**GIVEN RECORDS**
>>>

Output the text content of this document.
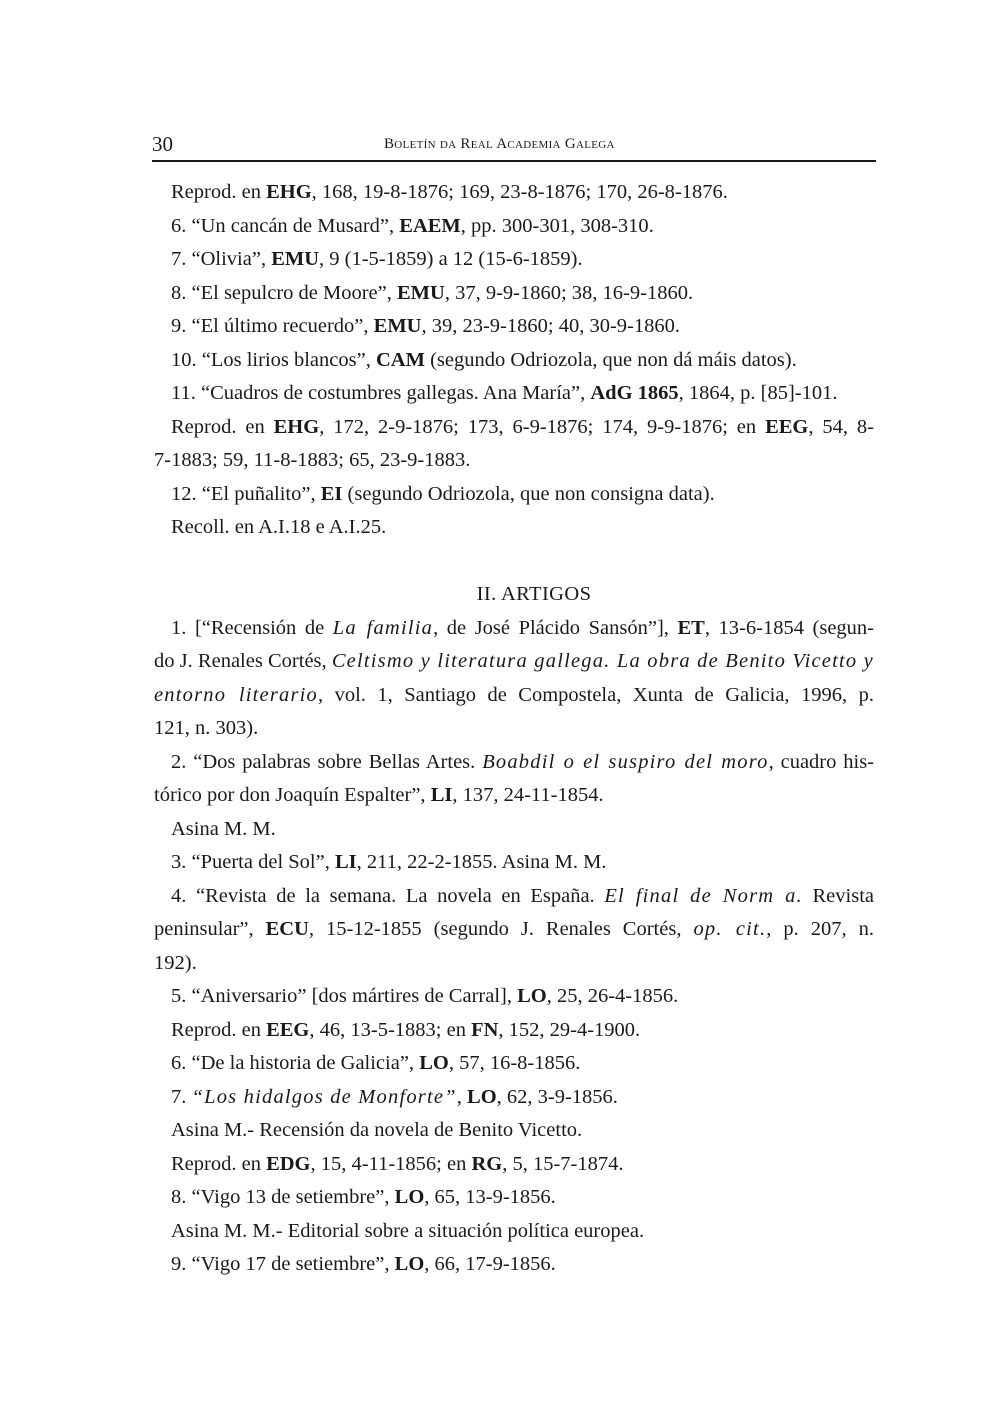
30	Boletín da Real Academia Galega
Reprod. en EHG, 168, 19-8-1876; 169, 23-8-1876; 170, 26-8-1876.
6. “Un cancán de Musard”, EAEM, pp. 300-301, 308-310.
7. “Olivia”, EMU, 9 (1-5-1859) a 12 (15-6-1859).
8. “El sepulcro de Moore”, EMU, 37, 9-9-1860; 38, 16-9-1860.
9. “El último recuerdo”, EMU, 39, 23-9-1860; 40, 30-9-1860.
10. “Los lirios blancos”, CAM (segundo Odriozola, que non dá máis datos).
11. “Cuadros de costumbres gallegas. Ana María”, AdG 1865, 1864, p. [85]-101.
Reprod. en EHG, 172, 2-9-1876; 173, 6-9-1876; 174, 9-9-1876; en EEG, 54, 8-
7-1883; 59, 11-8-1883; 65, 23-9-1883.
12. “El puñalito”, EI (segundo Odriozola, que non consigna data).
Recoll. en A.I.18 e A.I.25.
II. ARTIGOS
1. [“Recensión de La familia, de José Plácido Sansón”], ET, 13-6-1854 (segun-
do J. Renales Cortés, Celtismo y literatura gallega. La obra de Benito Vicetto y
entorno literario, vol. 1, Santiago de Compostela, Xunta de Galicia, 1996, p.
121, n. 303).
2. “Dos palabras sobre Bellas Artes. Boabdil o el suspiro del moro, cuadro his-
tórico por don Joaquín Espalter”, LI, 137, 24-11-1854.
Asina M. M.
3. “Puerta del Sol”, LI, 211, 22-2-1855. Asina M. M.
4. “Revista de la semana. La novela en España. El final de Norm a. Revista
peninsular”, ECU, 15-12-1855 (segundo J. Renales Cortés, op. cit., p. 207, n.
192).
5. “Aniversario” [dos mártires de Carral], LO, 25, 26-4-1856.
Reprod. en EEG, 46, 13-5-1883; en FN, 152, 29-4-1900.
6. “De la historia de Galicia”, LO, 57, 16-8-1856.
7. “Los hidalgos de Monforte”, LO, 62, 3-9-1856.
Asina M.- Recensión da novela de Benito Vicetto.
Reprod. en EDG, 15, 4-11-1856; en RG, 5, 15-7-1874.
8. “Vigo 13 de setiembre”, LO, 65, 13-9-1856.
Asina M. M.- Editorial sobre a situación política europea.
9. “Vigo 17 de setiembre”, LO, 66, 17-9-1856.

<<<

**WHAT IS REQUIRED**
Return the entries unchanged, save for the pictures, which do not belong in the copy.

**SOLUTION TO THE EXERCISE**
Output the text content of this document.
30	Boletín da Real Academia Galega
Reprod. en EHG, 168, 19-8-1876; 169, 23-8-1876; 170, 26-8-1876.
6. “Un cancán de Musard”, EAEM, pp. 300-301, 308-310.
7. “Olivia”, EMU, 9 (1-5-1859) a 12 (15-6-1859).
8. “El sepulcro de Moore”, EMU, 37, 9-9-1860; 38, 16-9-1860.
9. “El último recuerdo”, EMU, 39, 23-9-1860; 40, 30-9-1860.
10. “Los lirios blancos”, CAM (segundo Odriozola, que non dá máis datos).
11. “Cuadros de costumbres gallegas. Ana María”, AdG 1865, 1864, p. [85]-101.
Reprod. en EHG, 172, 2-9-1876; 173, 6-9-1876; 174, 9-9-1876; en EEG, 54, 8-
7-1883; 59, 11-8-1883; 65, 23-9-1883.
12. “El puñalito”, EI (segundo Odriozola, que non consigna data).
Recoll. en A.I.18 e A.I.25.
II. ARTIGOS
1. [“Recensión de La familia, de José Plácido Sansón”], ET, 13-6-1854 (segun-
do J. Renales Cortés, Celtismo y literatura gallega. La obra de Benito Vicetto y
entorno literario, vol. 1, Santiago de Compostela, Xunta de Galicia, 1996, p.
121, n. 303).
2. “Dos palabras sobre Bellas Artes. Boabdil o el suspiro del moro, cuadro his-
tórico por don Joaquín Espalter”, LI, 137, 24-11-1854.
Asina M. M.
3. “Puerta del Sol”, LI, 211, 22-2-1855. Asina M. M.
4. “Revista de la semana. La novela en España. El final de Norm a. Revista
peninsular”, ECU, 15-12-1855 (segundo J. Renales Cortés, op. cit., p. 207, n.
192).
5. “Aniversario” [dos mártires de Carral], LO, 25, 26-4-1856.
Reprod. en EEG, 46, 13-5-1883; en FN, 152, 29-4-1900.
6. “De la historia de Galicia”, LO, 57, 16-8-1856.
7. “Los hidalgos de Monforte”, LO, 62, 3-9-1856.
Asina M.- Recensión da novela de Benito Vicetto.
Reprod. en EDG, 15, 4-11-1856; en RG, 5, 15-7-1874.
8. “Vigo 13 de setiembre”, LO, 65, 13-9-1856.
Asina M. M.- Editorial sobre a situación política europea.
9. “Vigo 17 de setiembre”, LO, 66, 17-9-1856.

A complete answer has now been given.